*Exercise requirements*. Collect the lines of the entries where "name" shows up.

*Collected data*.
——
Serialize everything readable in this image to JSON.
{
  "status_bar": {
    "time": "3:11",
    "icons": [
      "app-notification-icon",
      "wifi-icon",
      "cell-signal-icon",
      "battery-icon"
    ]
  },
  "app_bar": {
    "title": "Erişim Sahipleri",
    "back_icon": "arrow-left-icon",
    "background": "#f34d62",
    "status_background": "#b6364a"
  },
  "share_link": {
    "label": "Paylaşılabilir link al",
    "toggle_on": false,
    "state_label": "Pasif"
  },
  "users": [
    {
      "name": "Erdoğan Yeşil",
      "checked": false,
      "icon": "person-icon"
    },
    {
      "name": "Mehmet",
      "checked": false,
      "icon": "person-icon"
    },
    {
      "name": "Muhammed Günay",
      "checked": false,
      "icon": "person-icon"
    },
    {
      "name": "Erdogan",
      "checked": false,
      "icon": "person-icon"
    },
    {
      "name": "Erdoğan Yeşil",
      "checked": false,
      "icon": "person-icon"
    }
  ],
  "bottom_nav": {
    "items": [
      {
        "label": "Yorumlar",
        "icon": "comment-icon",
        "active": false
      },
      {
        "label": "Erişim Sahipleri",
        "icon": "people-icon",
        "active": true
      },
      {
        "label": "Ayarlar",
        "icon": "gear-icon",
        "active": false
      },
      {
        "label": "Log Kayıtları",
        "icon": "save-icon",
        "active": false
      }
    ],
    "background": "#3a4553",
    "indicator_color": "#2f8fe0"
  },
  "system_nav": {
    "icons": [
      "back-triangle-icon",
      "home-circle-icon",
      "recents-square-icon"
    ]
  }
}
——
*Solved problem*.
      "name": "Erdoğan Yeşil",
      "name": "Mehmet",
      "name": "Muhammed Günay",
      "name": "Erdogan",
      "name": "Erdoğan Yeşil",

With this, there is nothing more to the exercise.